- [Provided material]:
---------------

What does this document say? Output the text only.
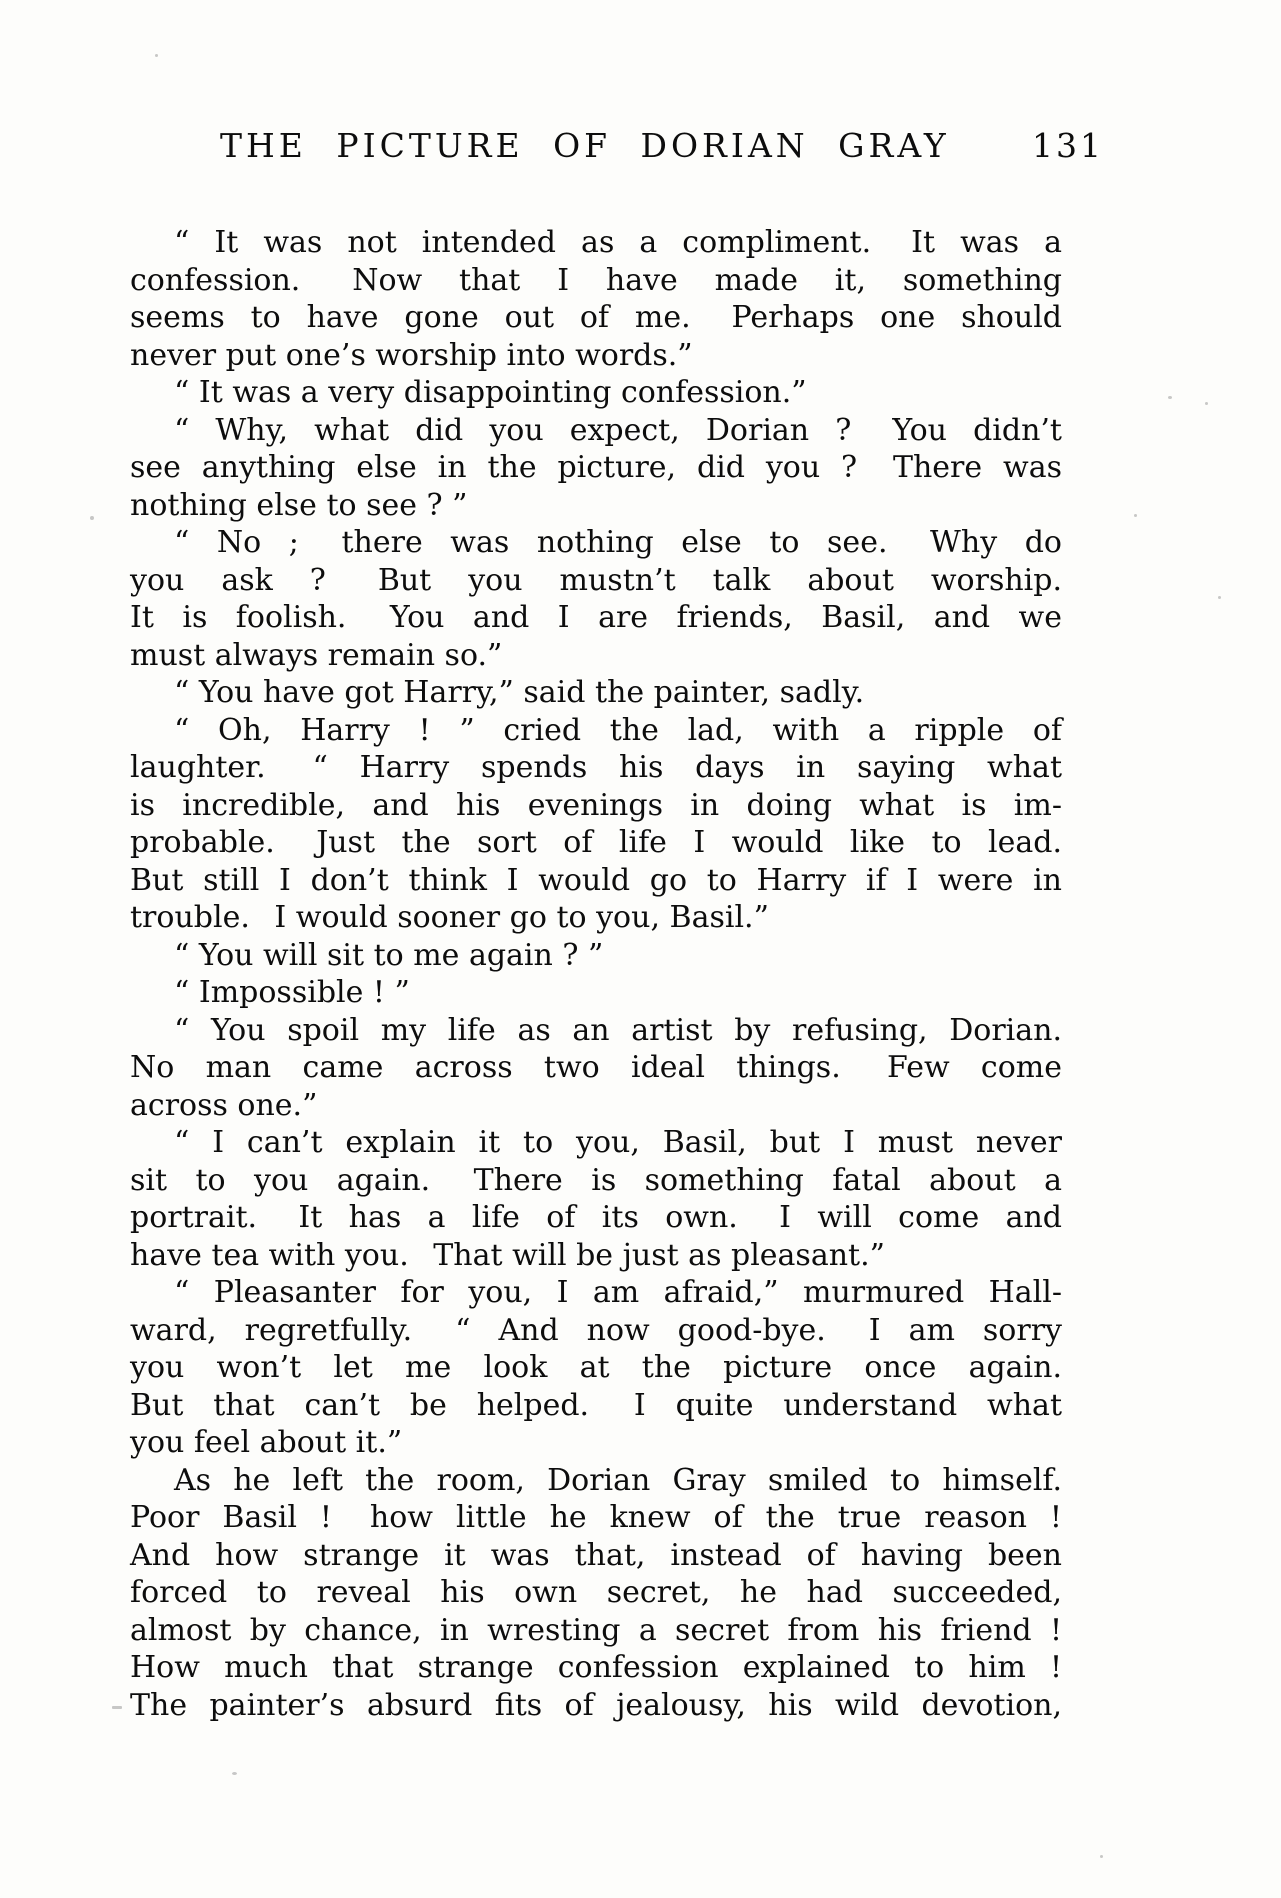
THE PICTURE OF DORIAN GRAY	131
“ It was not intended as a compliment.  It was a
confession.  Now that I have made it, something
seems to have gone out of me.  Perhaps one should
never put one’s worship into words.”
“ It was a very disappointing confession.”
“ Why, what did you expect, Dorian ?  You didn’t
see anything else in the picture, did you ?  There was
nothing else to see ? ”
“ No ;  there was nothing else to see.  Why do
you ask ?  But you mustn’t talk about worship.
It is foolish.  You and I are friends, Basil, and we
must always remain so.”
“ You have got Harry,” said the painter, sadly.
“ Oh, Harry ! ” cried the lad, with a ripple of
laughter.  “ Harry spends his days in saying what
is incredible, and his evenings in doing what is im-
probable.  Just the sort of life I would like to lead.
But still I don’t think I would go to Harry if I were in
trouble.  I would sooner go to you, Basil.”
“ You will sit to me again ? ”
“ Impossible ! ”
“ You spoil my life as an artist by refusing, Dorian.
No man came across two ideal things.  Few come
across one.”
“ I can’t explain it to you, Basil, but I must never
sit to you again.  There is something fatal about a
portrait.  It has a life of its own.  I will come and
have tea with you.  That will be just as pleasant.”
“ Pleasanter for you, I am afraid,” murmured Hall-
ward, regretfully.  “ And now good-bye.  I am sorry
you won’t let me look at the picture once again.
But that can’t be helped.  I quite understand what
you feel about it.”
As he left the room, Dorian Gray smiled to himself.
Poor Basil !  how little he knew of the true reason !
And how strange it was that, instead of having been
forced to reveal his own secret, he had succeeded,
almost by chance, in wresting a secret from his friend !
How much that strange confession explained to him !
The painter’s absurd fits of jealousy, his wild devotion,
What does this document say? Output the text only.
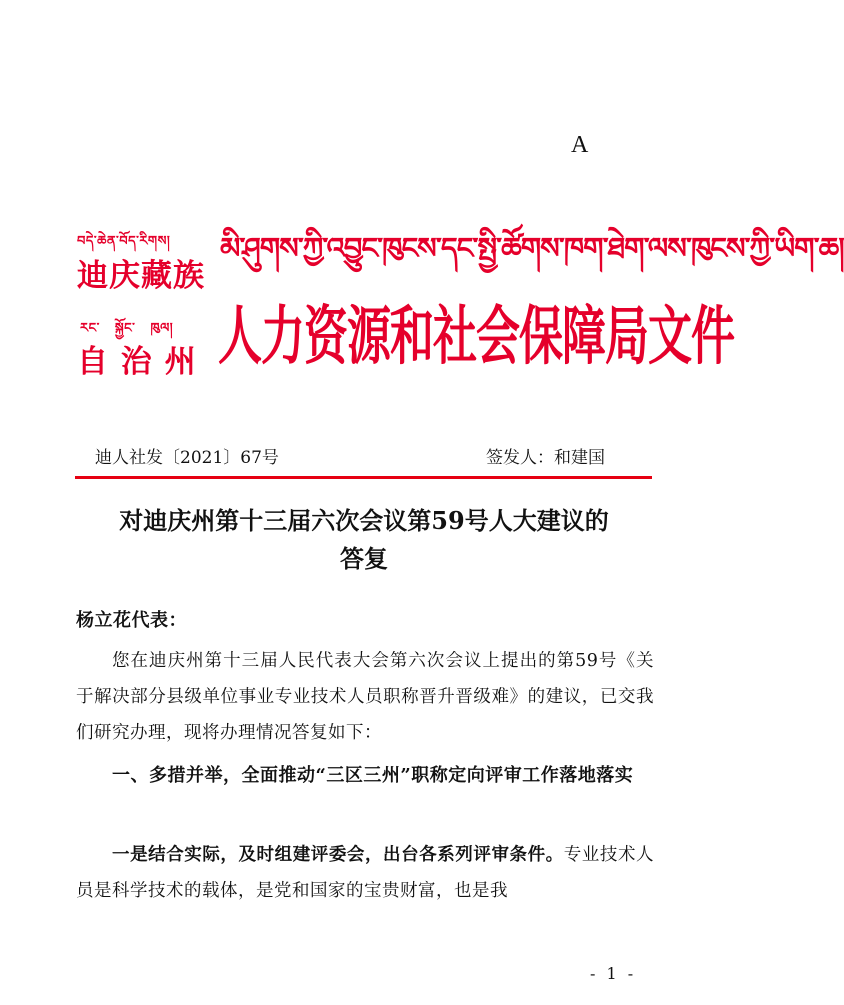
A
བདེ་ཆེན་བོད་རིགས།
迪庆藏族
རང་   སྐྱོང་   ཁུལ།
自 治 州
མི་ཤུགས་ཀྱི་འབྱུང་ཁུངས་དང་སྤྱི་ཚོགས་ཁག་ཐེག་ལས་ཁུངས་ཀྱི་ཡིག་ཆ།
人力资源和社会保障局文件
迪人社发〔2021〕67号	签发人：和建国
对迪庆州第十三届六次会议第59号人大建议的
答复
杨立花代表：
您在迪庆州第十三届人民代表大会第六次会议上提出的第59号《关于解决部分县级单位事业专业技术人员职称晋升晋级难》的建议，已交我们研究办理，现将办理情况答复如下：
一、多措并举，全面推动“三区三州”职称定向评审工作落地落实
一是结合实际，及时组建评委会，出台各系列评审条件。专业技术人员是科学技术的载体，是党和国家的宝贵财富，也是我
- 1 -
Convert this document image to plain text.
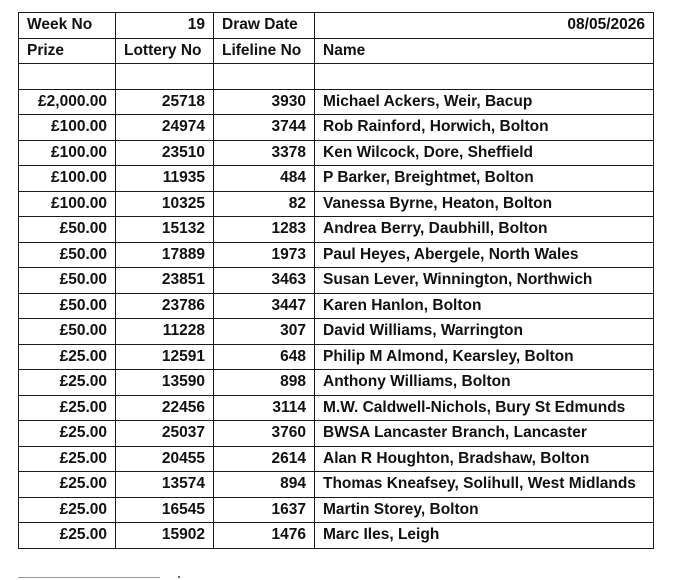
Week No	19	Draw Date	08/05/2026
Prize	Lottery No	Lifeline No	Name

£2,000.00	25718	3930	Michael Ackers, Weir, Bacup
£100.00	24974	3744	Rob Rainford, Horwich, Bolton
£100.00	23510	3378	Ken Wilcock, Dore, Sheffield
£100.00	11935	484	P Barker, Breightmet, Bolton
£100.00	10325	82	Vanessa Byrne, Heaton, Bolton
£50.00	15132	1283	Andrea Berry, Daubhill, Bolton
£50.00	17889	1973	Paul Heyes, Abergele, North Wales
£50.00	23851	3463	Susan Lever, Winnington, Northwich
£50.00	23786	3447	Karen Hanlon, Bolton
£50.00	11228	307	David Williams, Warrington
£25.00	12591	648	Philip M Almond, Kearsley, Bolton
£25.00	13590	898	Anthony Williams, Bolton
£25.00	22456	3114	M.W. Caldwell-Nichols, Bury St Edmunds
£25.00	25037	3760	BWSA Lancaster Branch, Lancaster
£25.00	20455	2614	Alan R Houghton, Bradshaw, Bolton
£25.00	13574	894	Thomas Kneafsey, Solihull, West Midlands
£25.00	16545	1637	Martin Storey, Bolton
£25.00	15902	1476	Marc Iles, Leigh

---------------

- [Set task]: Which lines hold the word "else"? Copy every one of them.

- [Answer for this exercise]:
see anything else in the picture, did you ?  There was
nothing else to see ? ”
“ No ;  there was nothing else to see.  Why do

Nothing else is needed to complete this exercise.